━━ Exercise materials ━━

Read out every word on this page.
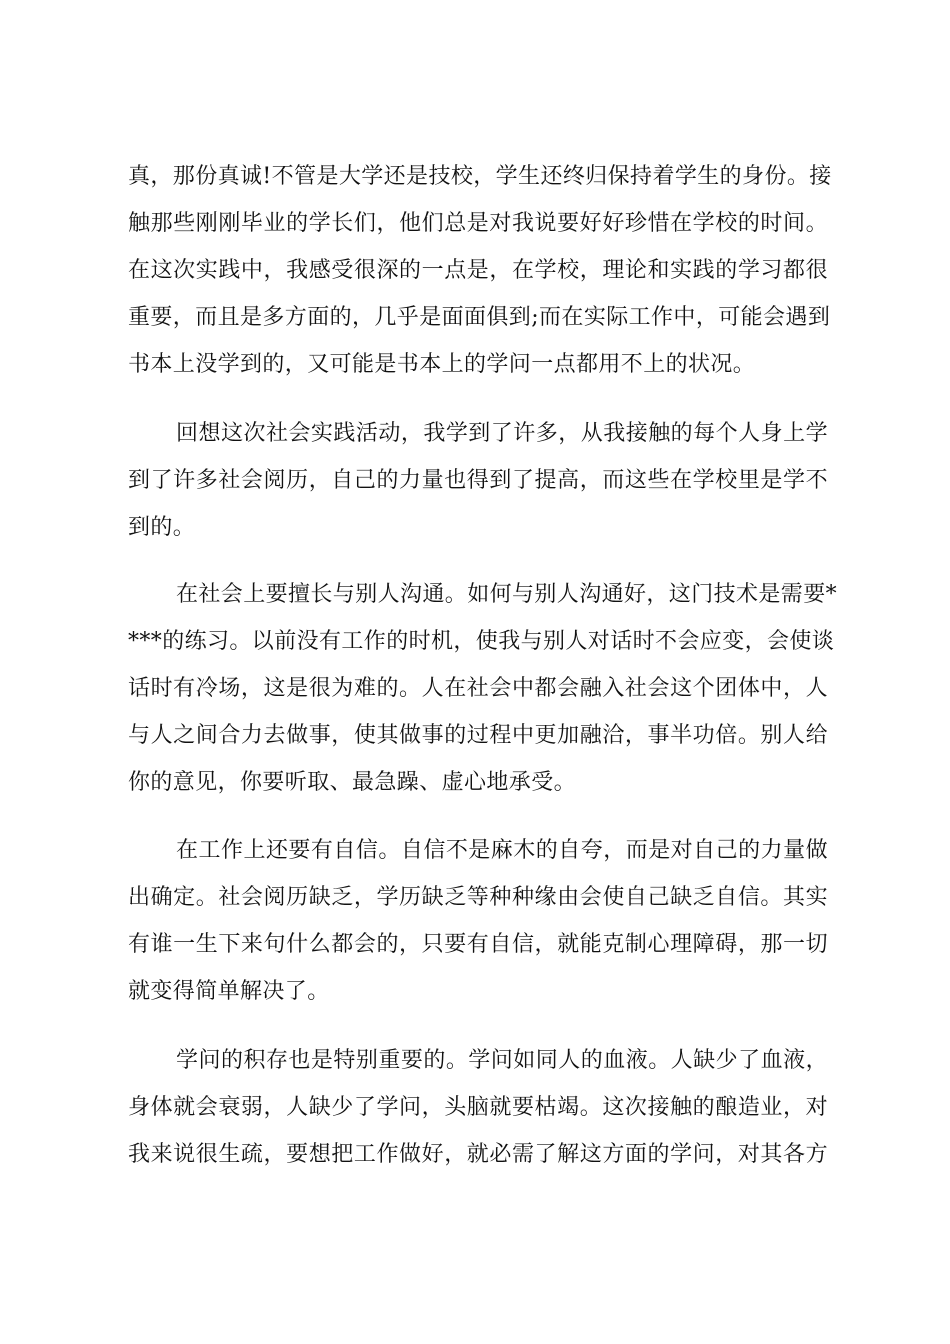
真，那份真诚!不管是大学还是技校，学生还终归保持着学生的身份。接
触那些刚刚毕业的学长们，他们总是对我说要好好珍惜在学校的时间。
在这次实践中，我感受很深的一点是，在学校，理论和实践的学习都很
重要，而且是多方面的，几乎是面面俱到;而在实际工作中，可能会遇到
书本上没学到的，又可能是书本上的学问一点都用不上的状况。
回想这次社会实践活动，我学到了许多，从我接触的每个人身上学
到了许多社会阅历，自己的力量也得到了提高，而这些在学校里是学不
到的。
在社会上要擅长与别人沟通。如何与别人沟通好，这门技术是需要*
***的练习。以前没有工作的时机，使我与别人对话时不会应变，会使谈
话时有冷场，这是很为难的。人在社会中都会融入社会这个团体中，人
与人之间合力去做事，使其做事的过程中更加融洽，事半功倍。别人给
你的意见，你要听取、最急躁、虚心地承受。
在工作上还要有自信。自信不是麻木的自夸，而是对自己的力量做
出确定。社会阅历缺乏，学历缺乏等种种缘由会使自己缺乏自信。其实
有谁一生下来句什么都会的，只要有自信，就能克制心理障碍，那一切
就变得简单解决了。
学问的积存也是特别重要的。学问如同人的血液。人缺少了血液，
身体就会衰弱，人缺少了学问，头脑就要枯竭。这次接触的酿造业，对
我来说很生疏，要想把工作做好，就必需了解这方面的学问，对其各方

━━━

Instructions for the task: In your copy of the listing above, reproduce each line exactly and omit all pictures.

Written response:
Read out every word on this page.
真，那份真诚!不管是大学还是技校，学生还终归保持着学生的身份。接
触那些刚刚毕业的学长们，他们总是对我说要好好珍惜在学校的时间。
在这次实践中，我感受很深的一点是，在学校，理论和实践的学习都很
重要，而且是多方面的，几乎是面面俱到;而在实际工作中，可能会遇到
书本上没学到的，又可能是书本上的学问一点都用不上的状况。
回想这次社会实践活动，我学到了许多，从我接触的每个人身上学
到了许多社会阅历，自己的力量也得到了提高，而这些在学校里是学不
到的。
在社会上要擅长与别人沟通。如何与别人沟通好，这门技术是需要*
***的练习。以前没有工作的时机，使我与别人对话时不会应变，会使谈
话时有冷场，这是很为难的。人在社会中都会融入社会这个团体中，人
与人之间合力去做事，使其做事的过程中更加融洽，事半功倍。别人给
你的意见，你要听取、最急躁、虚心地承受。
在工作上还要有自信。自信不是麻木的自夸，而是对自己的力量做
出确定。社会阅历缺乏，学历缺乏等种种缘由会使自己缺乏自信。其实
有谁一生下来句什么都会的，只要有自信，就能克制心理障碍，那一切
就变得简单解决了。
学问的积存也是特别重要的。学问如同人的血液。人缺少了血液，
身体就会衰弱，人缺少了学问，头脑就要枯竭。这次接触的酿造业，对
我来说很生疏，要想把工作做好，就必需了解这方面的学问，对其各方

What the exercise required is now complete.